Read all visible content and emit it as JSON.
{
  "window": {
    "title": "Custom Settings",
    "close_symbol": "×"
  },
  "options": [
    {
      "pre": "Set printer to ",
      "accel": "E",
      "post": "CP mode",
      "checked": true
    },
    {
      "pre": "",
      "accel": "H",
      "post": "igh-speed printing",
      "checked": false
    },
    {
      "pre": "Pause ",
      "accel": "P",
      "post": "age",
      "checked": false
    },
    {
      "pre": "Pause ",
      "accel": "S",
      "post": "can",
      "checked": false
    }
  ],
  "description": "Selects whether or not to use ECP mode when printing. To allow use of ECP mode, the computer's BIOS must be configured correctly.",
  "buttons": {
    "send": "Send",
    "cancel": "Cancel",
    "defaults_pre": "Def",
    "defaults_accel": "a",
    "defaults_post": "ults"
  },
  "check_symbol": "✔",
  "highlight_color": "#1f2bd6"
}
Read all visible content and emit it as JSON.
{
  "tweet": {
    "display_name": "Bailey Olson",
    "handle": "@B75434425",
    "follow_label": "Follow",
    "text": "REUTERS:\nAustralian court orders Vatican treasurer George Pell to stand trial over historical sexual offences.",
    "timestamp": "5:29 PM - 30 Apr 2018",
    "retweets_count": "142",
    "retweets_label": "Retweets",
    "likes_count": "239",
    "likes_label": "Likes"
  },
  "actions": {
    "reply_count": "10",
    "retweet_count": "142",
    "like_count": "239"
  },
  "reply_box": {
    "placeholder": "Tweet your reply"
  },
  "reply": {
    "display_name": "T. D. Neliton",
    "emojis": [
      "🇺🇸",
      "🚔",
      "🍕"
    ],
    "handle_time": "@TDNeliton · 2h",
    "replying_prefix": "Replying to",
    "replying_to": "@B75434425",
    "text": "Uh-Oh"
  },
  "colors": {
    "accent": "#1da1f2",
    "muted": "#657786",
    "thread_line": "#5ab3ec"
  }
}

---

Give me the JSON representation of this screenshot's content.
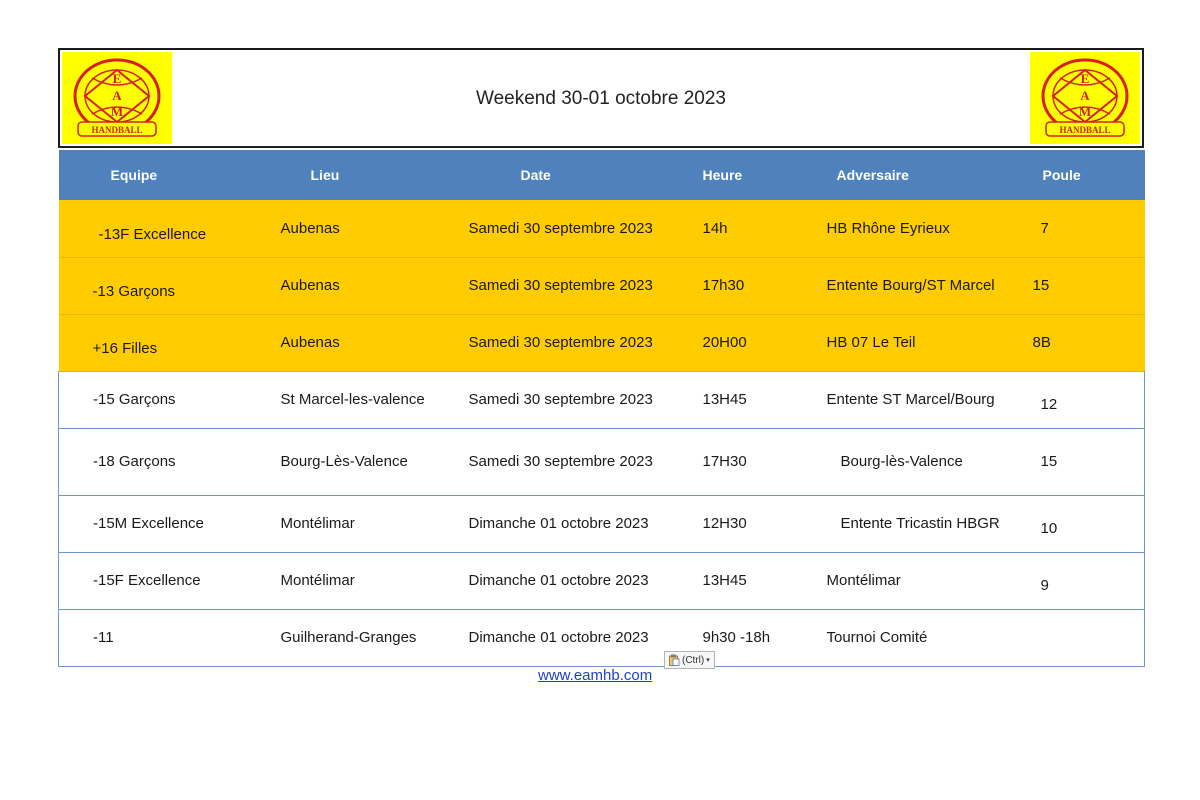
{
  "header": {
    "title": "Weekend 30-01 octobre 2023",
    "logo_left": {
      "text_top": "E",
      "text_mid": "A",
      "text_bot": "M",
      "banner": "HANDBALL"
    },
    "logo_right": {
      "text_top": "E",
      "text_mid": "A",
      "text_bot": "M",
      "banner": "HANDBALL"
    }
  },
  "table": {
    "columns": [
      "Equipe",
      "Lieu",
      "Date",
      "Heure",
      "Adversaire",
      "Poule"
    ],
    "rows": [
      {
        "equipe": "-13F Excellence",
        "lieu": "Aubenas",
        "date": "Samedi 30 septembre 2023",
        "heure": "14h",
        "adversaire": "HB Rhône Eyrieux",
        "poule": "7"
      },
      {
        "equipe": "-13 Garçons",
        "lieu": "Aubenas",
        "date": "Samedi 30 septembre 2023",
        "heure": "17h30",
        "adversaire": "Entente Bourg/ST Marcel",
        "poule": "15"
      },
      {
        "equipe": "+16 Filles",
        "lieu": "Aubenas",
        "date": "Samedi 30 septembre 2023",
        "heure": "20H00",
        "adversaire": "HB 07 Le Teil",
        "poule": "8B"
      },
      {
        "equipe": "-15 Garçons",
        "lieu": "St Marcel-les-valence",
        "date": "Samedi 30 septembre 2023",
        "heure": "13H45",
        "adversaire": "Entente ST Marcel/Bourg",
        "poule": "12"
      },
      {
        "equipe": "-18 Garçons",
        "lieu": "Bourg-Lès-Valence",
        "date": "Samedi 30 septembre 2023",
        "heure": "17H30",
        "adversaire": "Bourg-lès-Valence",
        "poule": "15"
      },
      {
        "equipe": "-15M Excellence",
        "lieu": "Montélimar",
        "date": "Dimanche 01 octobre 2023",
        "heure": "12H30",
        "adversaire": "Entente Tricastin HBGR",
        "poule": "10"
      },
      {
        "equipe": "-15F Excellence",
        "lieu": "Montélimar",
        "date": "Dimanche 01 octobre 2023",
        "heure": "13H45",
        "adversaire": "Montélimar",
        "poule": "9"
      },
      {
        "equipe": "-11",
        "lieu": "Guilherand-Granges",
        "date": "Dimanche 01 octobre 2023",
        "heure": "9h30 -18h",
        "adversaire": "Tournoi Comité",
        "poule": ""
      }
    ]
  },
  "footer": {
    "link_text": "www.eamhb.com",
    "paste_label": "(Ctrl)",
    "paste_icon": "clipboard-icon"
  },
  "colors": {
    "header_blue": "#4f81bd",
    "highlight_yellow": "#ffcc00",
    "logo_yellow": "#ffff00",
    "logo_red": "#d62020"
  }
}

▸ WHAT THE TASK REQUIRES: Go through the records. Copy each line where "Excellence" appears.

▸ WRITTEN RESPONSE:
        "equipe": "-13F Excellence",
        "equipe": "-15M Excellence",
        "equipe": "-15F Excellence",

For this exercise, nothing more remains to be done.